### Description of the task:
All lines in the data bearing the string "more" should be identified and copied.
··· Extracted records
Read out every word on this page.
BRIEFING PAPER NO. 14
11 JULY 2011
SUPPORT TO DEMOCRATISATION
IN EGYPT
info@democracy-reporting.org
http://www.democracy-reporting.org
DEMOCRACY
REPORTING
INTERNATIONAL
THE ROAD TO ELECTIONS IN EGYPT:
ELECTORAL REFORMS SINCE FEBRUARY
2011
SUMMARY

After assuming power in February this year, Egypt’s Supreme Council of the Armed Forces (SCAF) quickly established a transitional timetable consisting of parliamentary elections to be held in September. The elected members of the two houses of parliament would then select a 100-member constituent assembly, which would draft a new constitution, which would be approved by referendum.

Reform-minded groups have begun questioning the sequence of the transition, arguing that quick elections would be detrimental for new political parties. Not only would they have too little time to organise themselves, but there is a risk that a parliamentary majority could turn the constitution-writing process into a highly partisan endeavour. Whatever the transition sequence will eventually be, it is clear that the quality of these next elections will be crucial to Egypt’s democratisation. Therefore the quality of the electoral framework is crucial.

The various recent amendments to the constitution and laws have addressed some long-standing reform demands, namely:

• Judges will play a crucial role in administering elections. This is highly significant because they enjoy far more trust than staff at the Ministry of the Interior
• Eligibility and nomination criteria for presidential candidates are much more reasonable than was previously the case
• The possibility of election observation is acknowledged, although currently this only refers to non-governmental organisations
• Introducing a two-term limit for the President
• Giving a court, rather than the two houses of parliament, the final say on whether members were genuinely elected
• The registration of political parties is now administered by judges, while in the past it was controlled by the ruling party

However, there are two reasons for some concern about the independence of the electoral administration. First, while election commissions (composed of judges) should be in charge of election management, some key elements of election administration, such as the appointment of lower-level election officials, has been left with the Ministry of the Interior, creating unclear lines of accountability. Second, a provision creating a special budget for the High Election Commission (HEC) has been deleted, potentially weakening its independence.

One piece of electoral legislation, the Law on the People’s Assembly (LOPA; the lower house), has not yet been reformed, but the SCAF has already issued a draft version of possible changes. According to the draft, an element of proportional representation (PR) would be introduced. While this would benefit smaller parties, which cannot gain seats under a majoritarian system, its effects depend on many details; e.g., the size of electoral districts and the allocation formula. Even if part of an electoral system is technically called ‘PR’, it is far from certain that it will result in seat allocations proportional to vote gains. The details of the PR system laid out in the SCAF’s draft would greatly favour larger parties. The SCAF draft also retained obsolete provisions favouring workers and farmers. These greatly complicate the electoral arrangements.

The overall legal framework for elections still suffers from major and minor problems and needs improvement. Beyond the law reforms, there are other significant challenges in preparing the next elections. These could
······
### Reply to the exercise:
• Judges will play a crucial role in administering elections. This is highly significant because they enjoy far more trust than staff at the Ministry of the Interior
• Eligibility and nomination criteria for presidential candidates are much more reasonable than was previously the case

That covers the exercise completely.